Exercise. Extend the passage about quasar spectra and a possible change in alpha, beginning right after its last sentence.

Top of Passage provided

Because the universe is expanding, any wave of light emitted from a far-flung source is stretched out. That lengthens the wavelength of the light and shifts it towards the red end of the colour spectrum. Dr Webb's team found that, even after correcting for this red shift, the dark lines in the quasar spectra did not appear at the same wavelengths as they do in laboratories on earth. In the quasar spectra, some of the dark lines were shifted slightly towards the red end of the colour spectrum and others towards the blue end. Only if alpha were a smidgen smaller when the light passed through the gas cloud could such a pattern have been produced.

The deviations are too small to be seen in any single quasar, but by averaging the results for 72 quasars the team claims to have secure statistical evidence. Mr Murphy's tour is intended to publicise this finding and to convince other scientists to perform independent measurements. He has generally been met with unease from theoretical physicists and with scepticism from astronomers. Theorists, for their part, have been worrying about what might cause alpha to change, and what change would imply for the stability of its components. Has the charge of the electron or the speed of light altered over time, or has some combination of effects occurred?

For most theories of the universe, such variability would prove disastrous. There is one theory, though, that may allow constants to vary over time. Though it came into vogue as string theory, this idea is now known as M-theory. It supposes that the universe contains 11 dimensions: the four familiar ones of time and space, plus seven that have shrivelled up and become inaccessible since the Big Bang.

The constants that physicists measure in their laboratories are only four-dimensional shadows of more fundamental entities that exist in 11 dimensions. These shadows would shift with time if the hidden dimensions changed scale. Unfortunately, nobody knows how to use M-theory to calculate whether alpha should be going up or down, or by how much.

Bottom of Passage provided
Top of Extracted entries

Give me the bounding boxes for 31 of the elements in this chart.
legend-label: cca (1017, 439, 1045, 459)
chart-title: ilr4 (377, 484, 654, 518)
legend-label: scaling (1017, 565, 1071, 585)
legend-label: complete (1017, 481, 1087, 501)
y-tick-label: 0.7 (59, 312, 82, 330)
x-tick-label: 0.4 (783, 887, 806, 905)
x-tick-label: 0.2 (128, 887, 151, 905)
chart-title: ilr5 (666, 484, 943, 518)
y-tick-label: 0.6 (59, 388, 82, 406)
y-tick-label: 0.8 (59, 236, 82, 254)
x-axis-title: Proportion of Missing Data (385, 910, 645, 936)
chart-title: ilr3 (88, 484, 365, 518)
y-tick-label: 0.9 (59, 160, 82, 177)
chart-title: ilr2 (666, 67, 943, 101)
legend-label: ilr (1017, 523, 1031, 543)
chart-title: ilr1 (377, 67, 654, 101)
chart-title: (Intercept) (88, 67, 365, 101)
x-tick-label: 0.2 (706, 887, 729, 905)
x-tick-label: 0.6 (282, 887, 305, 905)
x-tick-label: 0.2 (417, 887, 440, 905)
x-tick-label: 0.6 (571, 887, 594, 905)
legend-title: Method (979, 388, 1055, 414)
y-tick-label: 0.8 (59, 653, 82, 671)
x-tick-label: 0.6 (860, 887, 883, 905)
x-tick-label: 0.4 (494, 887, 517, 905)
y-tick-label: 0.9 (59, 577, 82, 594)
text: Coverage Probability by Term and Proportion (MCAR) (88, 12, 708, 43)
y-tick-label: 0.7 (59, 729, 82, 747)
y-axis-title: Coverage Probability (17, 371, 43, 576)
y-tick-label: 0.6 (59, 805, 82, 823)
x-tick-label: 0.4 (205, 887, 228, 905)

Bottom of Extracted entries

Expected answer.
Other theorists, such as Georgi Dvali of New York University and Joao Magueijo of Imperial College, London, say a changing alpha might come from a hitherto unknown force of nature that could modify the law of gravity. The new force would cause objects made of different materials to fall at different rates. However heretical that may sound, this notion has the advantage over M-theory in that its predictions might be testable in future experiments.

Astronomers, who despite their profession tend to be more down-to-earth than theoretical physicists, are withholding judgment until the measurements are repeated. Chris Carilli, of the National Radio Astronomy Observatory in Socorro, New Mexico, points out that the quasar-based method to measure the ancient value of alpha is at least 30 years old, and has never before resulted in a value different from today's alpha. Dr Webb invented a new method of analysis that is potentially more sensitive to changes in alpha, but is also more susceptible to subtle errors.

Dr Carilli and his colleagues are also suspicious because the new measurement disagrees with a different way of determining alpha in the remote past. About 2 billion years ago, uranium rocks at a site in Oklo, Gabon, experienced such compression that they underwent fission reactions much like those that occur in nuclear reactors. Physicists know this because of the unusual amounts of different types of uranium and other elements in the area, which was used by France as a uranium mine. By studying these deposits, scientists have deduced that the value of alpha during the ancient nuclear reactions was the same as it is today.

If the evidence from the mine and the evidence from the quasars are both correct, alpha would have to have changed between 2 billion and 9 billion years ago, and then stayed constant. That would be still more perplexing. Most physicists would be happier if the whole problem just went away. It will not be easy for them to surrender the beloved constancy of their constants of nature.